┌────────

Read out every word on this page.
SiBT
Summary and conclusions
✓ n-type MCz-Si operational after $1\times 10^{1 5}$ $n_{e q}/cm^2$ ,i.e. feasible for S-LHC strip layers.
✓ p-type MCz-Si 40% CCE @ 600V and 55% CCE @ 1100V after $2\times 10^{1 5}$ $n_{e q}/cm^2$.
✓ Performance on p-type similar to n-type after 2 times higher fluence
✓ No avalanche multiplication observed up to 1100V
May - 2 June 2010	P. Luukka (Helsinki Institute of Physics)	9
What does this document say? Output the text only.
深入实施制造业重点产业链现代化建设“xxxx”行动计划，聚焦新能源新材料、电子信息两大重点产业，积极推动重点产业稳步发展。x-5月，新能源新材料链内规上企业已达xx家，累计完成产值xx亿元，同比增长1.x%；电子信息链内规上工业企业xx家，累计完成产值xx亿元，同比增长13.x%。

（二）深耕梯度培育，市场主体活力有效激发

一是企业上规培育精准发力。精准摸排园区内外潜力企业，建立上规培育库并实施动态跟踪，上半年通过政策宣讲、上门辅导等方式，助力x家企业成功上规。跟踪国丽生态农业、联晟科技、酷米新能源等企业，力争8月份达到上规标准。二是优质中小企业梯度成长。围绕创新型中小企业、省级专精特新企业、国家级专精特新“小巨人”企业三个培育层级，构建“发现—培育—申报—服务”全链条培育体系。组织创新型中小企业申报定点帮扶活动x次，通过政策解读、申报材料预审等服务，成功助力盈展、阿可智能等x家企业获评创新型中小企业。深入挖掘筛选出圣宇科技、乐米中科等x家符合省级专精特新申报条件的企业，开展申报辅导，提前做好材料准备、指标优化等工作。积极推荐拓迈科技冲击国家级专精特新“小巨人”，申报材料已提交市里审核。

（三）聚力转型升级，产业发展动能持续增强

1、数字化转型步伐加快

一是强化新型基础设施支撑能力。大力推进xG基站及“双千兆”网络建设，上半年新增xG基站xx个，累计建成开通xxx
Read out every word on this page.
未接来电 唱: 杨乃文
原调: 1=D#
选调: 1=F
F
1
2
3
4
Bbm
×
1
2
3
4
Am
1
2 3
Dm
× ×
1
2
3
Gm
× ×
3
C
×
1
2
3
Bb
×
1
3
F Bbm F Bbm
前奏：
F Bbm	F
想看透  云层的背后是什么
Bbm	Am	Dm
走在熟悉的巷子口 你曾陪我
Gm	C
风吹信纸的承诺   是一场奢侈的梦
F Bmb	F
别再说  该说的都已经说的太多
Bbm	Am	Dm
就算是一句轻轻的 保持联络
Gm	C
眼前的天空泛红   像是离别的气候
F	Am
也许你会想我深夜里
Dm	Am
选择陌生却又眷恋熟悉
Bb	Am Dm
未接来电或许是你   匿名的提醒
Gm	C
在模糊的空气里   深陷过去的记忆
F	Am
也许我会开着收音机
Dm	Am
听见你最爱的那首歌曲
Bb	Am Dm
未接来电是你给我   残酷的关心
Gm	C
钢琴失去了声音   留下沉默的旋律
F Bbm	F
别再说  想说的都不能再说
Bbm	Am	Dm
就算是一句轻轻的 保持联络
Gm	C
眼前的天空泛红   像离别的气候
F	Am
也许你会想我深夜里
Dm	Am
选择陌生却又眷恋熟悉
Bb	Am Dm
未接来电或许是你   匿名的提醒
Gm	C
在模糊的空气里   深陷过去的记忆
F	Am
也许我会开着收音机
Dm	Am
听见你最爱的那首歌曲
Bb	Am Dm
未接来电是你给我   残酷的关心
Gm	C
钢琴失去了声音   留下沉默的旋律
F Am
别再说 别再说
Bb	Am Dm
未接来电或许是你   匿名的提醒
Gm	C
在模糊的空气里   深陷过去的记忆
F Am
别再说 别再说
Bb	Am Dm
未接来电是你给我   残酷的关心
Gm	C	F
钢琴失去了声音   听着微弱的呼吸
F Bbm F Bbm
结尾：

└────────

Return the entries in full, keeping every line exactly as it is.

→ Response to the task:
Read out every word on this page.
SiBT
Summary and conclusions
✓ n-type MCz-Si operational after $1\times 10^{1 5}$ $n_{e q}/cm^2$ ,i.e. feasible for S-LHC strip layers.
✓ p-type MCz-Si 40% CCE @ 600V and 55% CCE @ 1100V after $2\times 10^{1 5}$ $n_{e q}/cm^2$.
✓ Performance on p-type similar to n-type after 2 times higher fluence
✓ No avalanche multiplication observed up to 1100V
May - 2 June 2010	P. Luukka (Helsinki Institute of Physics)	9
What does this document say? Output the text only.
深入实施制造业重点产业链现代化建设“xxxx”行动计划，聚焦新能源新材料、电子信息两大重点产业，积极推动重点产业稳步发展。x-5月，新能源新材料链内规上企业已达xx家，累计完成产值xx亿元，同比增长1.x%；电子信息链内规上工业企业xx家，累计完成产值xx亿元，同比增长13.x%。

（二）深耕梯度培育，市场主体活力有效激发

一是企业上规培育精准发力。精准摸排园区内外潜力企业，建立上规培育库并实施动态跟踪，上半年通过政策宣讲、上门辅导等方式，助力x家企业成功上规。跟踪国丽生态农业、联晟科技、酷米新能源等企业，力争8月份达到上规标准。二是优质中小企业梯度成长。围绕创新型中小企业、省级专精特新企业、国家级专精特新“小巨人”企业三个培育层级，构建“发现—培育—申报—服务”全链条培育体系。组织创新型中小企业申报定点帮扶活动x次，通过政策解读、申报材料预审等服务，成功助力盈展、阿可智能等x家企业获评创新型中小企业。深入挖掘筛选出圣宇科技、乐米中科等x家符合省级专精特新申报条件的企业，开展申报辅导，提前做好材料准备、指标优化等工作。积极推荐拓迈科技冲击国家级专精特新“小巨人”，申报材料已提交市里审核。

（三）聚力转型升级，产业发展动能持续增强

1、数字化转型步伐加快

一是强化新型基础设施支撑能力。大力推进xG基站及“双千兆”网络建设，上半年新增xG基站xx个，累计建成开通xxx
Read out every word on this page.
未接来电 唱: 杨乃文
原调: 1=D#
选调: 1=F
F
1
2
3
4
Bbm
×
1
2
3
4
Am
1
2 3
Dm
× ×
1
2
3
Gm
× ×
3
C
×
1
2
3
Bb
×
1
3
F Bbm F Bbm
前奏：
F Bbm	F
想看透  云层的背后是什么
Bbm	Am	Dm
走在熟悉的巷子口 你曾陪我
Gm	C
风吹信纸的承诺   是一场奢侈的梦
F Bmb	F
别再说  该说的都已经说的太多
Bbm	Am	Dm
就算是一句轻轻的 保持联络
Gm	C
眼前的天空泛红   像是离别的气候
F	Am
也许你会想我深夜里
Dm	Am
选择陌生却又眷恋熟悉
Bb	Am Dm
未接来电或许是你   匿名的提醒
Gm	C
在模糊的空气里   深陷过去的记忆
F	Am
也许我会开着收音机
Dm	Am
听见你最爱的那首歌曲
Bb	Am Dm
未接来电是你给我   残酷的关心
Gm	C
钢琴失去了声音   留下沉默的旋律
F Bbm	F
别再说  想说的都不能再说
Bbm	Am	Dm
就算是一句轻轻的 保持联络
Gm	C
眼前的天空泛红   像离别的气候
F	Am
也许你会想我深夜里
Dm	Am
选择陌生却又眷恋熟悉
Bb	Am Dm
未接来电或许是你   匿名的提醒
Gm	C
在模糊的空气里   深陷过去的记忆
F	Am
也许我会开着收音机
Dm	Am
听见你最爱的那首歌曲
Bb	Am Dm
未接来电是你给我   残酷的关心
Gm	C
钢琴失去了声音   留下沉默的旋律
F Am
别再说 别再说
Bb	Am Dm
未接来电或许是你   匿名的提醒
Gm	C
在模糊的空气里   深陷过去的记忆
F Am
别再说 别再说
Bb	Am Dm
未接来电是你给我   残酷的关心
Gm	C	F
钢琴失去了声音   听着微弱的呼吸
F Bbm F Bbm
结尾：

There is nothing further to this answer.